== WRITTEN REQUEST ==
From the photography pricing post, list every factor the author says the decision to shoot for free depends on.

Should You Shoot for FREE? (& Other Pricing Questions for Photographers)
Since so many of you guys requested a pricing post.. here are my 2 cents on pricing!
Should you shoot for free?
The best answer came from my photography instructor-- between shooting for free or for trade, which one do you think is more valuable? His answer? Shooting for free, because now you've built a relationship for when you need something. (For this reason, sometimes I'd prefer to shoot for free than a super low rate that's not worth it.) Trade is good too but honestly I think some photographers are too reserved when it comes to shooting for free. I shot for free and for discounted rates SO much when I was first starting out! If I hadn't shot for free in the beginning I daresay I wouldn't be where I am today. And although it was super hard in the beginning to shoot for free when I wasn't making money, it helped me build connections and network. The key thing is not to be short sighted. Although this client is not paying, she could refer you to other high paying clients. So my answer? Depends on if you're booking, depends on who they are, depends on what the project is.
But I wouldn't say it's an immediate no!
How do you figure out your pricing?
I've been a freelancer for almost 3 years now and in the beginning it took a lot of trial and error. I've been on both spectrums of undercharging and overcharging. Eventually I found a price point where my clients was happy paying, and the clients who aren't aren't my target clients. The thing about photography is that there are no set prices. You can throw out a number and your client can either meet you halfway or you "can work within their budget."
One way that the internet recommends to do this is work backwards-- how much annual income do you want to make and figure out how many hours a week to your hourly rate.
So for example, you want to make $60,000 a year.
Divide that by 12 months in a year is $5000/month. Divide that by 80 shooting hours a month (20 hours a week, because assume half your time would be spent editing), then your hourly rate is around $63/hr.
I don't love this model because first of all, it doesn't take into account of taxes. As a freelancer you have to pay your own taxes, so if you bring in 5k/month, at least 20% of that will get taken away for taxes. It also doesn't take into account of editing time.
Another way photographers price is arbitrarily assign a few hundred to the project, and say "I'll charge you $300 for 2 hours of shooting and this includes 15 photos."
Great-- but what is your hourly shooting rate? What if they want to add one more hour and 10 more photos? Then it becomes fuzzy because you don't have an exact breakdown.
To make it simple for you guys, this is what I do.

== MATERIAL ==

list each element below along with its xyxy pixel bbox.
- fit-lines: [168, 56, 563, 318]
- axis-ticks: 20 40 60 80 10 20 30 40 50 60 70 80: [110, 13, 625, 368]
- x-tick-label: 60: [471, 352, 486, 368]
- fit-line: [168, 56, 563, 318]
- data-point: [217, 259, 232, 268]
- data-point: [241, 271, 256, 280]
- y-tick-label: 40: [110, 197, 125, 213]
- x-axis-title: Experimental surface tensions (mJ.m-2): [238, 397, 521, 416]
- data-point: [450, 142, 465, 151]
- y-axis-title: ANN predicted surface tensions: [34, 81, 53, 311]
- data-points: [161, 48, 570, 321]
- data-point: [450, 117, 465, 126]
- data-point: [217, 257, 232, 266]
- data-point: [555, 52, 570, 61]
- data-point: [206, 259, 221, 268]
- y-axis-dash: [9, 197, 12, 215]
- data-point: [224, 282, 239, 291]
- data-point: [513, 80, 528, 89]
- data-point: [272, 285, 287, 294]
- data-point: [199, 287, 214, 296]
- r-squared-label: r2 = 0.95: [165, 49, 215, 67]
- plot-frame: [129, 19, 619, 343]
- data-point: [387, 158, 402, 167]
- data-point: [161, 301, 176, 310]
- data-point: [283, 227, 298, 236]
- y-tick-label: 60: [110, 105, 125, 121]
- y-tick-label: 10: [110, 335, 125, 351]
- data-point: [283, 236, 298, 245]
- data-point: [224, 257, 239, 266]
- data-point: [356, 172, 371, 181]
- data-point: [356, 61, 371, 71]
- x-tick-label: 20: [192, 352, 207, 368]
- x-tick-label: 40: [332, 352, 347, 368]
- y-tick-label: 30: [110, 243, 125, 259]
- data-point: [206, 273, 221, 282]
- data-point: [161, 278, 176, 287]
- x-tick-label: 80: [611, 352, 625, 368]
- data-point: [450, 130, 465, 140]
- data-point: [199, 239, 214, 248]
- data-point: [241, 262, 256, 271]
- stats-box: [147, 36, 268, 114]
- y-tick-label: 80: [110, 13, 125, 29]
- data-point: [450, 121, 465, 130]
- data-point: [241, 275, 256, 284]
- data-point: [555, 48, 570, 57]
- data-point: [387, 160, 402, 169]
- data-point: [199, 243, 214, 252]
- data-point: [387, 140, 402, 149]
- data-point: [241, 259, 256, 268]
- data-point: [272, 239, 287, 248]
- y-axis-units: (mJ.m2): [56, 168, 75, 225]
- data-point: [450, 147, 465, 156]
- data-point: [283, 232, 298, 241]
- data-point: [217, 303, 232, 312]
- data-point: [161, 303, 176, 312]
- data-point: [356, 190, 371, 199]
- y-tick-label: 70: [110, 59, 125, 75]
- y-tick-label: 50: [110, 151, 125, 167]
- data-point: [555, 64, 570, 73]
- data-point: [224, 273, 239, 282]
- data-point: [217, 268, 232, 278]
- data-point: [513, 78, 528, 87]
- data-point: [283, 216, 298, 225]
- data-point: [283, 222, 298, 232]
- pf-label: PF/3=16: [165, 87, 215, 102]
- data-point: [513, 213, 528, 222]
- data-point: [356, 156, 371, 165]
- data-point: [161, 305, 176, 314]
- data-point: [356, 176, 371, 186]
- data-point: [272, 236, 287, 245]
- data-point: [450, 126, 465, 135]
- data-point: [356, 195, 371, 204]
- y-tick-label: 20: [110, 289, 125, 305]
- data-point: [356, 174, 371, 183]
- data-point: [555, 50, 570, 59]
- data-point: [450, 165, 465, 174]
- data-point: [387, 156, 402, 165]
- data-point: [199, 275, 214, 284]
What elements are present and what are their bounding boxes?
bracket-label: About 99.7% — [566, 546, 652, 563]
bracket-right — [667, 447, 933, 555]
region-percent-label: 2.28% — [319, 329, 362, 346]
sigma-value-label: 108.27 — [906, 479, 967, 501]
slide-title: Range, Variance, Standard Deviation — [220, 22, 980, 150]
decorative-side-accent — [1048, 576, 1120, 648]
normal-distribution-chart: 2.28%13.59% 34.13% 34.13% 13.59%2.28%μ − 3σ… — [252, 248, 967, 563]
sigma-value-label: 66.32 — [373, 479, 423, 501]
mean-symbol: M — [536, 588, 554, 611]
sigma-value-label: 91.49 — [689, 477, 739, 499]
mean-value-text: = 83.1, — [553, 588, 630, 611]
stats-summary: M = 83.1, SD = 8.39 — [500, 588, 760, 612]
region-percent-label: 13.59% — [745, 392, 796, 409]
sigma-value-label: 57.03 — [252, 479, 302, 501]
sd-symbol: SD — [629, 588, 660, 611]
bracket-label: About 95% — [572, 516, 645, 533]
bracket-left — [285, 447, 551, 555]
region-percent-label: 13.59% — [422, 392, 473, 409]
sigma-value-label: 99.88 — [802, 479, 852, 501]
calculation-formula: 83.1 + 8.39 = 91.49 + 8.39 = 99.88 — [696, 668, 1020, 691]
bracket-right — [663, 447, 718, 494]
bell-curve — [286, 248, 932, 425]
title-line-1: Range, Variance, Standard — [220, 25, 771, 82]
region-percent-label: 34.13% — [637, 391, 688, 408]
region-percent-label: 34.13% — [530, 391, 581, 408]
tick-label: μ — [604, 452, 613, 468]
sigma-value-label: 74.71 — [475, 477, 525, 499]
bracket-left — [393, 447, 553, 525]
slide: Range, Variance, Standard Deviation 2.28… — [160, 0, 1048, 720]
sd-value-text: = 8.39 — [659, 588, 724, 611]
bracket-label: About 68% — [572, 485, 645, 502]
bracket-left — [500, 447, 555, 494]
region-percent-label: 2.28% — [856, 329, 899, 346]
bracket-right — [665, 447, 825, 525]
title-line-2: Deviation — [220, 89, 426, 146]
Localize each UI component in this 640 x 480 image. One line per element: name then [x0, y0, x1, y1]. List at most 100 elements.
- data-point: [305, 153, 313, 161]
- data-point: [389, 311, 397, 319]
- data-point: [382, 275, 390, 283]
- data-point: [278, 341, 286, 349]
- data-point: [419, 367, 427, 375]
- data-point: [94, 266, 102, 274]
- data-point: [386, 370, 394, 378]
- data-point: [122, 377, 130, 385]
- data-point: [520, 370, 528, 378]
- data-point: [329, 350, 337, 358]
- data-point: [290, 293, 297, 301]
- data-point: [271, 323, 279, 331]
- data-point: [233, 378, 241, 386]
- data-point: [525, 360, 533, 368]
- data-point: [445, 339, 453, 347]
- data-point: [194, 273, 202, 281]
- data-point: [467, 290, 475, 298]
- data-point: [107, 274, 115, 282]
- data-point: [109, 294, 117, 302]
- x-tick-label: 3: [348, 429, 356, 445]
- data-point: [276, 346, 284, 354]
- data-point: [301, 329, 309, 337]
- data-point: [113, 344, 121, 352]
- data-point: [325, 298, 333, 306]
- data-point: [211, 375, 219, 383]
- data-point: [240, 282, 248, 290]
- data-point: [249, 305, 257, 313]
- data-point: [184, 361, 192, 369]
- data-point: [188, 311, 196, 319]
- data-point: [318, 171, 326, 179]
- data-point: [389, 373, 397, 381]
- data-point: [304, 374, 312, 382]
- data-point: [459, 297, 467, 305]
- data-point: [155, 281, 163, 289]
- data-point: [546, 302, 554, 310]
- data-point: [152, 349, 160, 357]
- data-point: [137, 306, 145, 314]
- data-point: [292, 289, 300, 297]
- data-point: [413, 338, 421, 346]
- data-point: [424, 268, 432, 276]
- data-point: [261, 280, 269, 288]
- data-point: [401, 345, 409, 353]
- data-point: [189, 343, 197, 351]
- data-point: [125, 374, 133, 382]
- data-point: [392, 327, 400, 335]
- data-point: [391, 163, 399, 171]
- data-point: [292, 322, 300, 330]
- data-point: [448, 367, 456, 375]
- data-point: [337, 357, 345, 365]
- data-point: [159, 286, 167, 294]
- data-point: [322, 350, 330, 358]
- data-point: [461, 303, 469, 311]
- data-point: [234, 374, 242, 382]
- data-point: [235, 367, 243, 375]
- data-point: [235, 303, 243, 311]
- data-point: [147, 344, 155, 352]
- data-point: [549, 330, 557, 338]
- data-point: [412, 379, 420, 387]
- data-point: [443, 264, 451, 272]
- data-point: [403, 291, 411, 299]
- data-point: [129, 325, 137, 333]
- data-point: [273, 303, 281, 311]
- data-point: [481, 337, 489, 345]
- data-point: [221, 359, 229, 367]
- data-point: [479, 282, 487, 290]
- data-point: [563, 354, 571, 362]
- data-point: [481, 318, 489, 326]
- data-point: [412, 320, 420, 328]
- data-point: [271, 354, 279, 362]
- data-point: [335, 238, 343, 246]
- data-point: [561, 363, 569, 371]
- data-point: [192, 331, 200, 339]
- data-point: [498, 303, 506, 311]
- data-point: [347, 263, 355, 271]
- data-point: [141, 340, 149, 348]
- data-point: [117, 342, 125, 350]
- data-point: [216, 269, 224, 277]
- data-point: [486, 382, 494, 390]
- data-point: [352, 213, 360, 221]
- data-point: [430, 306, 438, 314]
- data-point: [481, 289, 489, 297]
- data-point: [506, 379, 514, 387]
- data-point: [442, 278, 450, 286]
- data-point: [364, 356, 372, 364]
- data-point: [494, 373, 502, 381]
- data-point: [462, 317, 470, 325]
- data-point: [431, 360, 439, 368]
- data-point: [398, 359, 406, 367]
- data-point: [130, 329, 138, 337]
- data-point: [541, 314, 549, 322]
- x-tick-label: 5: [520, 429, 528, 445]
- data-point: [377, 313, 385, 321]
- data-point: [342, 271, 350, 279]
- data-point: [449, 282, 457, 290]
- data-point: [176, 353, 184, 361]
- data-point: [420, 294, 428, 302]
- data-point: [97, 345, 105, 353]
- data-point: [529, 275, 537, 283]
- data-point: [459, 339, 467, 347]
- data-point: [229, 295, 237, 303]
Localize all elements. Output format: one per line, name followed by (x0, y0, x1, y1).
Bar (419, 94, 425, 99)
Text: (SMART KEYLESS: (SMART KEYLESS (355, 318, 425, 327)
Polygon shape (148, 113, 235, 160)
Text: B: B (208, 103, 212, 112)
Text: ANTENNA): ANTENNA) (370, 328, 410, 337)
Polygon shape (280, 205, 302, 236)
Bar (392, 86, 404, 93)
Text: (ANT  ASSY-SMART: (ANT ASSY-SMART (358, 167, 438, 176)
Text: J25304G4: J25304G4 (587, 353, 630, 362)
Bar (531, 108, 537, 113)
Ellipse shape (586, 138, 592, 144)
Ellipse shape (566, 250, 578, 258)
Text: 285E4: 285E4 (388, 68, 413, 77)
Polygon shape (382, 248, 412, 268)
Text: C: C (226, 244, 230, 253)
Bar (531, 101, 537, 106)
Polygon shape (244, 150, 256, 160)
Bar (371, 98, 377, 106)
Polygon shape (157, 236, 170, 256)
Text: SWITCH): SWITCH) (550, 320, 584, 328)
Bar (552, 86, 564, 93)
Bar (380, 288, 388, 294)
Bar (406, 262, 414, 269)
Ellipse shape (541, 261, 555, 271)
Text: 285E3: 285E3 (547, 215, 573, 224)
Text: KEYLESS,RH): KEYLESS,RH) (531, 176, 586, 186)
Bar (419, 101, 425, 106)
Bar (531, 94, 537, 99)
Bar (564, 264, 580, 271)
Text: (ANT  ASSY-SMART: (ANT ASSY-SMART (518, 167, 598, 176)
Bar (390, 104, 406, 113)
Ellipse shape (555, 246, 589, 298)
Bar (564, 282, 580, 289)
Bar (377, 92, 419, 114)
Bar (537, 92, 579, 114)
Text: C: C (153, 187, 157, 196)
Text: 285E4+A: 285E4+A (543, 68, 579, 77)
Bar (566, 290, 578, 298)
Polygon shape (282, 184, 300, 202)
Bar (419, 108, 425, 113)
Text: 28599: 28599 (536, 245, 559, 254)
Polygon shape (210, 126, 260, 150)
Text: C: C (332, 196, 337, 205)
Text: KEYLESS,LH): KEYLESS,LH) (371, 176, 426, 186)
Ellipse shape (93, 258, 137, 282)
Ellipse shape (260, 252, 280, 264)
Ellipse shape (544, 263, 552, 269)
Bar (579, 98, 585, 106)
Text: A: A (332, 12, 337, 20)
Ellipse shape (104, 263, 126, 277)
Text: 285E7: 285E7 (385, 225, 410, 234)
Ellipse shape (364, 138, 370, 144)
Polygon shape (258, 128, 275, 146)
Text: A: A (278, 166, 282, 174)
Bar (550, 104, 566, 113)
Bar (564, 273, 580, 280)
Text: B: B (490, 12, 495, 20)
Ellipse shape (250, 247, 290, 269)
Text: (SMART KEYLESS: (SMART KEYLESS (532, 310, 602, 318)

== THE REPLY ==
- Whether you're booking
- Who the clients are
- What the project is